Items:
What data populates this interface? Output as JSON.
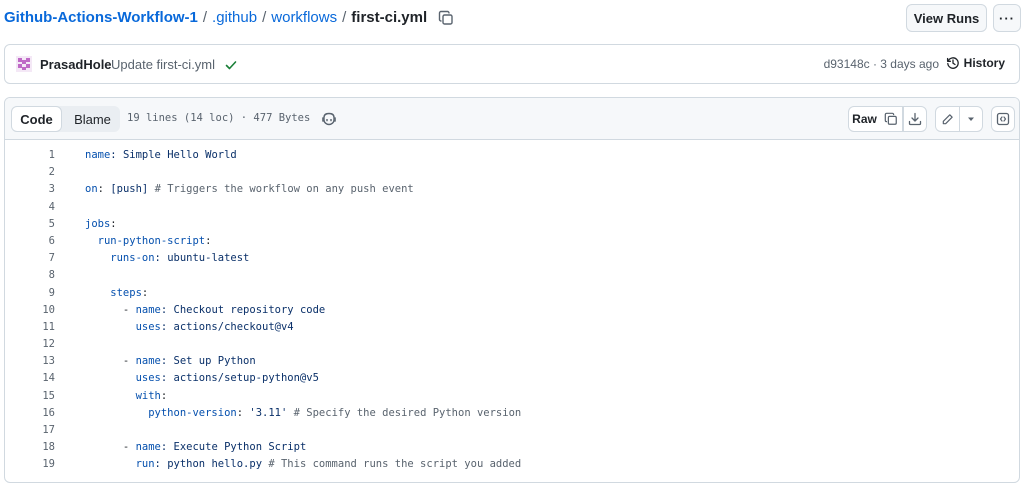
{
  "breadcrumb": {
    "repo": "Github-Actions-Workflow-1",
    "sep": "/",
    "dir1": ".github",
    "dir2": "workflows",
    "file": "first-ci.yml"
  },
  "actions": {
    "view_runs": "View Runs",
    "more": "···"
  },
  "commit": {
    "author": "PrasadHole",
    "message": "Update first-ci.yml",
    "meta": "d93148c · 3 days ago",
    "history": "History"
  },
  "file": {
    "tab_code": "Code",
    "tab_blame": "Blame",
    "info": "19 lines (14 loc) · 477 Bytes",
    "raw": "Raw"
  },
  "code": [
    {
      "n": "1",
      "parts": [
        {
          "t": "name",
          "c": "k"
        },
        {
          "t": ": Simple Hello World",
          "c": "s"
        }
      ]
    },
    {
      "n": "2",
      "parts": []
    },
    {
      "n": "3",
      "parts": [
        {
          "t": "on",
          "c": "k"
        },
        {
          "t": ": ",
          "c": ""
        },
        {
          "t": "[push]",
          "c": "s"
        },
        {
          "t": " # Triggers the workflow on any push event",
          "c": "c"
        }
      ]
    },
    {
      "n": "4",
      "parts": []
    },
    {
      "n": "5",
      "parts": [
        {
          "t": "jobs",
          "c": "k"
        },
        {
          "t": ":",
          "c": ""
        }
      ]
    },
    {
      "n": "6",
      "parts": [
        {
          "t": "  run-python-script",
          "c": "k"
        },
        {
          "t": ":",
          "c": ""
        }
      ]
    },
    {
      "n": "7",
      "parts": [
        {
          "t": "    runs-on",
          "c": "k"
        },
        {
          "t": ": ubuntu-latest",
          "c": "s"
        }
      ]
    },
    {
      "n": "8",
      "parts": []
    },
    {
      "n": "9",
      "parts": [
        {
          "t": "    steps",
          "c": "k"
        },
        {
          "t": ":",
          "c": ""
        }
      ]
    },
    {
      "n": "10",
      "parts": [
        {
          "t": "      - ",
          "c": ""
        },
        {
          "t": "name",
          "c": "k"
        },
        {
          "t": ": Checkout repository code",
          "c": "s"
        }
      ]
    },
    {
      "n": "11",
      "parts": [
        {
          "t": "        uses",
          "c": "k"
        },
        {
          "t": ": actions/checkout@v4",
          "c": "s"
        }
      ]
    },
    {
      "n": "12",
      "parts": []
    },
    {
      "n": "13",
      "parts": [
        {
          "t": "      - ",
          "c": ""
        },
        {
          "t": "name",
          "c": "k"
        },
        {
          "t": ": Set up Python",
          "c": "s"
        }
      ]
    },
    {
      "n": "14",
      "parts": [
        {
          "t": "        uses",
          "c": "k"
        },
        {
          "t": ": actions/setup-python@v5",
          "c": "s"
        }
      ]
    },
    {
      "n": "15",
      "parts": [
        {
          "t": "        with",
          "c": "k"
        },
        {
          "t": ":",
          "c": ""
        }
      ]
    },
    {
      "n": "16",
      "parts": [
        {
          "t": "          python-version",
          "c": "k"
        },
        {
          "t": ": ",
          "c": ""
        },
        {
          "t": "'3.11'",
          "c": "s"
        },
        {
          "t": " # Specify the desired Python version",
          "c": "c"
        }
      ]
    },
    {
      "n": "17",
      "parts": []
    },
    {
      "n": "18",
      "parts": [
        {
          "t": "      - ",
          "c": ""
        },
        {
          "t": "name",
          "c": "k"
        },
        {
          "t": ": Execute Python Script",
          "c": "s"
        }
      ]
    },
    {
      "n": "19",
      "parts": [
        {
          "t": "        run",
          "c": "k"
        },
        {
          "t": ": python hello.py",
          "c": "s"
        },
        {
          "t": " # This command runs the script you added",
          "c": "c"
        }
      ]
    }
  ],
  "colors": {
    "link": "#0969da",
    "check": "#1a7f37",
    "avatar": "#bf69c6"
  }
}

Exercise description:
Extract all lines of the records above that include "push".

Full answer:
          "t": "[push]",
          "t": " # Triggers the workflow on any push event",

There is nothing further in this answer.